> **AIM OF THE EXERCISE**: Transcribe all of the material exactly, except for its pictures.

[Saved entries]
______
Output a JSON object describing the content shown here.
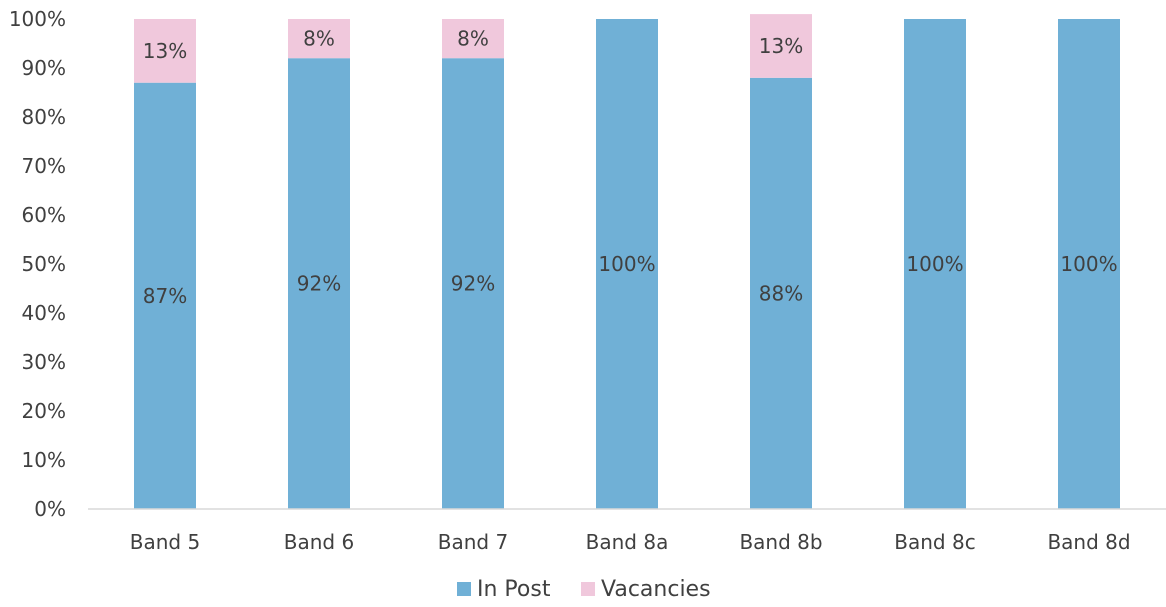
{
  "chart_data": {
    "type": "bar",
    "stacked": true,
    "percent_stacked": true,
    "categories": [
      "Band 5",
      "Band 6",
      "Band 7",
      "Band 8a",
      "Band 8b",
      "Band 8c",
      "Band 8d"
    ],
    "series": [
      {
        "name": "In Post",
        "color": "#70b0d6",
        "values": [
          87,
          92,
          92,
          100,
          88,
          100,
          100
        ],
        "labels": [
          "87%",
          "92%",
          "92%",
          "100%",
          "88%",
          "100%",
          "100%"
        ]
      },
      {
        "name": "Vacancies",
        "color": "#f0c8dc",
        "values": [
          13,
          8,
          8,
          0,
          13,
          0,
          0
        ],
        "labels": [
          "13%",
          "8%",
          "8%",
          "",
          "13%",
          "",
          ""
        ]
      }
    ],
    "ylim": [
      0,
      100
    ],
    "yticks": [
      "0%",
      "10%",
      "20%",
      "30%",
      "40%",
      "50%",
      "60%",
      "70%",
      "80%",
      "90%",
      "100%"
    ],
    "grid": false,
    "legend_position": "bottom"
  }
}
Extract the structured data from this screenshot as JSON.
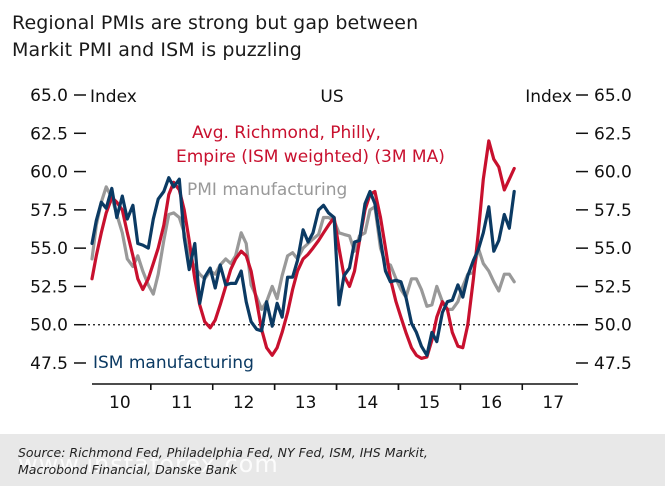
______
> **TASK SOLUTION**:
Output a JSON object describing the content shown here.
{
  "chart_data": {
    "type": "bar",
    "stacked": true,
    "percent_stacked": true,
    "categories": [
      "Band 5",
      "Band 6",
      "Band 7",
      "Band 8a",
      "Band 8b",
      "Band 8c",
      "Band 8d"
    ],
    "series": [
      {
        "name": "In Post",
        "color": "#70b0d6",
        "values": [
          87,
          92,
          92,
          100,
          88,
          100,
          100
        ],
        "labels": [
          "87%",
          "92%",
          "92%",
          "100%",
          "88%",
          "100%",
          "100%"
        ]
      },
      {
        "name": "Vacancies",
        "color": "#f0c8dc",
        "values": [
          13,
          8,
          8,
          0,
          13,
          0,
          0
        ],
        "labels": [
          "13%",
          "8%",
          "8%",
          "",
          "13%",
          "",
          ""
        ]
      }
    ],
    "ylim": [
      0,
      100
    ],
    "yticks": [
      "0%",
      "10%",
      "20%",
      "30%",
      "40%",
      "50%",
      "60%",
      "70%",
      "80%",
      "90%",
      "100%"
    ],
    "grid": false,
    "legend_position": "bottom"
  }
}
Extract the structured data from this screenshot as JSON.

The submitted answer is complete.